What the exercise asks:
Lines holding the string "marker" are the ones to copy; find them all in the data.

BEGIN Input data

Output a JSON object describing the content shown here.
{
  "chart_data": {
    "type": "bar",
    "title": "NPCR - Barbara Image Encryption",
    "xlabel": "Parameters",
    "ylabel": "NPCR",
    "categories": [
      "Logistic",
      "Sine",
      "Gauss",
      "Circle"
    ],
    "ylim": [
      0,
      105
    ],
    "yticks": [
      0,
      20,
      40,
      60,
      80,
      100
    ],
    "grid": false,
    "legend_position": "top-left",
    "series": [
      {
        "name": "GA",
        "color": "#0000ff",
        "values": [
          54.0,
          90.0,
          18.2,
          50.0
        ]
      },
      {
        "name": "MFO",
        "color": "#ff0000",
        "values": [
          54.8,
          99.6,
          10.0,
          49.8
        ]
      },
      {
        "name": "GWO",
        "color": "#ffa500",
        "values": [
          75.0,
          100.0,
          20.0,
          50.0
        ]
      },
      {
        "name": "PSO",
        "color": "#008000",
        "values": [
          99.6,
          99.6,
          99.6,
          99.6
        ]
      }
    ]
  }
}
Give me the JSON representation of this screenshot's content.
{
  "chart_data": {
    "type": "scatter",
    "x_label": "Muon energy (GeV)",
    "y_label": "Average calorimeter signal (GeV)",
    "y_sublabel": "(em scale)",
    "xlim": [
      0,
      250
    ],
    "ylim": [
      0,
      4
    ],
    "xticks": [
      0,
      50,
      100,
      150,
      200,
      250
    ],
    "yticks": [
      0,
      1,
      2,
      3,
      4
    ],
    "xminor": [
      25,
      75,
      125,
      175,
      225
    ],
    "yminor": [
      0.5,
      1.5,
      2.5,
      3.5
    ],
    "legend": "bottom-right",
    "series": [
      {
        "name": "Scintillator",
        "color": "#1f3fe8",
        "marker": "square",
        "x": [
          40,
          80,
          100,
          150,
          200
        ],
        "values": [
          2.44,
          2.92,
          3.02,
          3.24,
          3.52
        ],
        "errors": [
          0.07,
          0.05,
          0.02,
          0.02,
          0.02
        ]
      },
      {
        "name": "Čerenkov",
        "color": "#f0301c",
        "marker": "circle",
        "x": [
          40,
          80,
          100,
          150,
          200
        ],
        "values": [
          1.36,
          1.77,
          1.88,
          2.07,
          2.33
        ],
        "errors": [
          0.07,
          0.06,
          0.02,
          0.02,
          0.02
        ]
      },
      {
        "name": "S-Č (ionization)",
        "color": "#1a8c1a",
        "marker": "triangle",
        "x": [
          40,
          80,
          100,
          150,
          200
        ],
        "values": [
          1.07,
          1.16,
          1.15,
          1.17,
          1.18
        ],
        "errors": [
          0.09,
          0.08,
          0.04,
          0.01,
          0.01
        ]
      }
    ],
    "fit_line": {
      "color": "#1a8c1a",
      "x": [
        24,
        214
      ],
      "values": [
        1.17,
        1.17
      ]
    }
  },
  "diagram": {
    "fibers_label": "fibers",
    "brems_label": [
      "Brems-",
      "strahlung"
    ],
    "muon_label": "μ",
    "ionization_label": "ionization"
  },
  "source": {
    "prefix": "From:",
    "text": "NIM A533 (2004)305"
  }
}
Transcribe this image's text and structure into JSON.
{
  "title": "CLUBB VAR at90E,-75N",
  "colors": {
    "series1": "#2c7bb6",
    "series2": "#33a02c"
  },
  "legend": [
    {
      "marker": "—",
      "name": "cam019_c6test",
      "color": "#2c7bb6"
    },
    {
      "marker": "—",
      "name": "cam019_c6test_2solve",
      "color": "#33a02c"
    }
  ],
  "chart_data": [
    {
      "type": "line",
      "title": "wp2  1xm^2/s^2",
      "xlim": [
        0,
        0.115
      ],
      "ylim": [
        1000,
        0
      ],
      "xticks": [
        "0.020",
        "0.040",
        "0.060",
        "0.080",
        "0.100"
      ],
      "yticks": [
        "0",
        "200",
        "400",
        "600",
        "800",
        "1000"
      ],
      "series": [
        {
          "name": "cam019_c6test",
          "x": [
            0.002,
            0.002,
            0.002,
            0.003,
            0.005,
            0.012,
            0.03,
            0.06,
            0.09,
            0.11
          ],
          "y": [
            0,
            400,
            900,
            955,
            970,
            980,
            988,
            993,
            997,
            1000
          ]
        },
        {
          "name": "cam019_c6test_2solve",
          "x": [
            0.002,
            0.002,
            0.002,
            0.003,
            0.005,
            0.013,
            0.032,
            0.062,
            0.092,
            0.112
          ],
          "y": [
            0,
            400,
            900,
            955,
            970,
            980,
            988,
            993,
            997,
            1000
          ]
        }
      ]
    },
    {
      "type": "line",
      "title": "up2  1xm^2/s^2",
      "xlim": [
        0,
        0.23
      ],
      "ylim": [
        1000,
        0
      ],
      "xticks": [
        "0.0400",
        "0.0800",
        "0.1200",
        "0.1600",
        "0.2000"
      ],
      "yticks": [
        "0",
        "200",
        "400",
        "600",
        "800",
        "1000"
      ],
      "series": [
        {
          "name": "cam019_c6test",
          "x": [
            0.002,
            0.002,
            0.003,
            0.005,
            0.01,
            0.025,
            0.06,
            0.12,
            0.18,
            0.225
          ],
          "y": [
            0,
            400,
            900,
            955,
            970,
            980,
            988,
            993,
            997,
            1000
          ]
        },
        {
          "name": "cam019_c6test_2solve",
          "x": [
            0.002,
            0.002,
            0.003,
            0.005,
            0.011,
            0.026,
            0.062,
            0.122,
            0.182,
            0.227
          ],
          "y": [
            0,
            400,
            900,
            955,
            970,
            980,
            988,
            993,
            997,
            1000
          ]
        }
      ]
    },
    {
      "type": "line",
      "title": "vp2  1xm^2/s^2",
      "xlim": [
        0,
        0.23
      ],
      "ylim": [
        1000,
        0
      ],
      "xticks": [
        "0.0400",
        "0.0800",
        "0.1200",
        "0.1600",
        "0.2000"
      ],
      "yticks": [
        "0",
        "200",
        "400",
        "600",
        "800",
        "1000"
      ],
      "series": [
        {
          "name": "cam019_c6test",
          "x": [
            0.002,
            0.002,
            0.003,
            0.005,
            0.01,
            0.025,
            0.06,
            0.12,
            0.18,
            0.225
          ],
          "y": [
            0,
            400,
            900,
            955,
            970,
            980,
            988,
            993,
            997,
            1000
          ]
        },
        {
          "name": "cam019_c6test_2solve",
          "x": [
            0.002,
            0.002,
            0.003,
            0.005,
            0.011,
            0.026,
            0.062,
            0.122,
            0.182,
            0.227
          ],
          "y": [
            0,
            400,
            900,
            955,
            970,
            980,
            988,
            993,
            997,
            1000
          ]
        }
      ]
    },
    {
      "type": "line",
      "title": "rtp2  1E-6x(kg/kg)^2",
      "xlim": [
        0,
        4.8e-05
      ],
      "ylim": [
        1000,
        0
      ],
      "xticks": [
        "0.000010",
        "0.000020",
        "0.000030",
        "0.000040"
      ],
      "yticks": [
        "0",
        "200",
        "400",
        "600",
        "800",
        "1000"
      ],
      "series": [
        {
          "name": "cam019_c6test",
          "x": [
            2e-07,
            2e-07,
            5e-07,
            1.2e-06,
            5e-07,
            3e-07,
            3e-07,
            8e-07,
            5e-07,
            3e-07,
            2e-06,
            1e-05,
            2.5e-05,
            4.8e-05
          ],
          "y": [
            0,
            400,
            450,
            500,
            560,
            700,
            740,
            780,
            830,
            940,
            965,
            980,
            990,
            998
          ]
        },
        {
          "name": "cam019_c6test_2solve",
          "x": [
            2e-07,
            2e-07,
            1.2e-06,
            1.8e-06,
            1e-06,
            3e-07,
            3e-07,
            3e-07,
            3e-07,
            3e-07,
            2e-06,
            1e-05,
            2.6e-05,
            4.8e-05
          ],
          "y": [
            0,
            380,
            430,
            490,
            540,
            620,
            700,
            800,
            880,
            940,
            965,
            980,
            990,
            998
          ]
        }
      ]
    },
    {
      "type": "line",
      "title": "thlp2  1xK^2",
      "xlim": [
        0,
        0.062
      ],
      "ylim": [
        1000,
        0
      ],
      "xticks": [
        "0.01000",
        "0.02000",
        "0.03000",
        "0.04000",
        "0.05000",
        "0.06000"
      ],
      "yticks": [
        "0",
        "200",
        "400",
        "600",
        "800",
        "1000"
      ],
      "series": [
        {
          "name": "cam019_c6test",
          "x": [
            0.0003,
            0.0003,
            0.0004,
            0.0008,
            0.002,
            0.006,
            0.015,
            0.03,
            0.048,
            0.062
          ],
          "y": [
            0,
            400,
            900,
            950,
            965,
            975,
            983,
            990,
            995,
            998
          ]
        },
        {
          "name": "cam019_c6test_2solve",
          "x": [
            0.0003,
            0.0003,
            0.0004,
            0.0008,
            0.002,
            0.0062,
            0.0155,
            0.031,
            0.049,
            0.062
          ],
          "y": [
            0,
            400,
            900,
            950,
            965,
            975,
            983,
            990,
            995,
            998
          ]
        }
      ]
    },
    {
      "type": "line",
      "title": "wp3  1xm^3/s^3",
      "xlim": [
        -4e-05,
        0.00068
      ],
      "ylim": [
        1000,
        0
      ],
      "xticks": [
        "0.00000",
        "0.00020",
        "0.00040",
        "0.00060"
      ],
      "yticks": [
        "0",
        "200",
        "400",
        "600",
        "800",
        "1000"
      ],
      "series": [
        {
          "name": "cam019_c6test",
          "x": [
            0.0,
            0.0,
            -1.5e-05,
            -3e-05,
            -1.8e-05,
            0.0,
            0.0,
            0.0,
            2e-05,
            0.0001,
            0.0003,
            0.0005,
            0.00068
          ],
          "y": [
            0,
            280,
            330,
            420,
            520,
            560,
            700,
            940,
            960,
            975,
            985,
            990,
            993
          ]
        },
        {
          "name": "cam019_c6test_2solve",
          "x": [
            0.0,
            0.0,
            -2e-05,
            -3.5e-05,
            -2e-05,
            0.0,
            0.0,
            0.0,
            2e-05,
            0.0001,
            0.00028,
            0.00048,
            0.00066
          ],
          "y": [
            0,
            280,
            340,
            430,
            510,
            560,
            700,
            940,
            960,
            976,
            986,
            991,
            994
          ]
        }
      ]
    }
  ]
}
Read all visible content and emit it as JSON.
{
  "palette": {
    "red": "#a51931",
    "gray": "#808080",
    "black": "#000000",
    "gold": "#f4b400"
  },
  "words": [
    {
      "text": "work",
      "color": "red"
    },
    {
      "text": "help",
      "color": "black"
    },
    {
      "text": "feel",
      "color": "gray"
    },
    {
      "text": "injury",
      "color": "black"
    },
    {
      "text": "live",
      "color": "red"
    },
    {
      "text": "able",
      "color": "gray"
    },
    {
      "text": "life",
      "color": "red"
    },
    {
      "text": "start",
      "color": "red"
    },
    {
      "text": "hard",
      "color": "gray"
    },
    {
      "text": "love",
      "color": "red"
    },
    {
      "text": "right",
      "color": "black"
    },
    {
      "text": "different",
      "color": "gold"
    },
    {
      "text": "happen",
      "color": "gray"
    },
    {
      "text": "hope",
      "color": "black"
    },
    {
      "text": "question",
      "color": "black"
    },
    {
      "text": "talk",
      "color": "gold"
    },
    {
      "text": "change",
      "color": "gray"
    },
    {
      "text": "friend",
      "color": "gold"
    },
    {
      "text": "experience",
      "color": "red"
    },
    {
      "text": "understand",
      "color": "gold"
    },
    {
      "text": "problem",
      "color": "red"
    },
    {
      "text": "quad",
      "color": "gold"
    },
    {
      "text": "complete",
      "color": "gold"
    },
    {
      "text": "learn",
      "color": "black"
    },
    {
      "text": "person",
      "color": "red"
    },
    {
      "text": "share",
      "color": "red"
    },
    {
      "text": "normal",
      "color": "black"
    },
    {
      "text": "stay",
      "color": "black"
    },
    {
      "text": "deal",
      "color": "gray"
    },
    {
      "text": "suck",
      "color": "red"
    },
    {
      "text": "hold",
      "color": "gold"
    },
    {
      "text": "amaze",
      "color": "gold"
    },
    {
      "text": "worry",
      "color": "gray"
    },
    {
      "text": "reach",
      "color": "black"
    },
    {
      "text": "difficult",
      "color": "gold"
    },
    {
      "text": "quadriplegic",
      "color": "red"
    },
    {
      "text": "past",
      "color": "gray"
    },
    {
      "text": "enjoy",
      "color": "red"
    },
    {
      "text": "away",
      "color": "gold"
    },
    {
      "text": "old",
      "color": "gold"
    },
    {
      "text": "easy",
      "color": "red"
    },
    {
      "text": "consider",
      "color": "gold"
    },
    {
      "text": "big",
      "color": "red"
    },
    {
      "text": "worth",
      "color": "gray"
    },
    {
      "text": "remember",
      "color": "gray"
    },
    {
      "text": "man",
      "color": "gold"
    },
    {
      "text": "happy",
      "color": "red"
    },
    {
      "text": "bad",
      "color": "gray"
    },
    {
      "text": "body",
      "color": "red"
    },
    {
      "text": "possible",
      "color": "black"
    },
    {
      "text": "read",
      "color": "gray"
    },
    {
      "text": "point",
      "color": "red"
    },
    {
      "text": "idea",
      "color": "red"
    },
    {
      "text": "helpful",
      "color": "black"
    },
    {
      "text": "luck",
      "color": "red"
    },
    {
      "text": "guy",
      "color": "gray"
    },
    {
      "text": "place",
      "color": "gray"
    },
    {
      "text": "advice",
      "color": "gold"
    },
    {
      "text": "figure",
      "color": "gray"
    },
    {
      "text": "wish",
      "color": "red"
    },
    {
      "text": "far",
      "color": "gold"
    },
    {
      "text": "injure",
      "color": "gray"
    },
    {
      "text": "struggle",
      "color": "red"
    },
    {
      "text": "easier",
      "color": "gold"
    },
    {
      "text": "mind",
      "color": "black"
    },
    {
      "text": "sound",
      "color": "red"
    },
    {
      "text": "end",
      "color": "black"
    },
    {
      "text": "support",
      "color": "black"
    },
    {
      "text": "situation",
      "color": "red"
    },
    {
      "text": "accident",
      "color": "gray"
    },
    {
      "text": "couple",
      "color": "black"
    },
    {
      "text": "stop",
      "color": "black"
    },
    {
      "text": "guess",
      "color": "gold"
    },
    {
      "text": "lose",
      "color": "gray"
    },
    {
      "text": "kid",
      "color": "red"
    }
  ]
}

END Input data

Answer in full:
        "marker": "square",
        "marker": "circle",
        "marker": "triangle",
      "marker": "—",
      "marker": "—",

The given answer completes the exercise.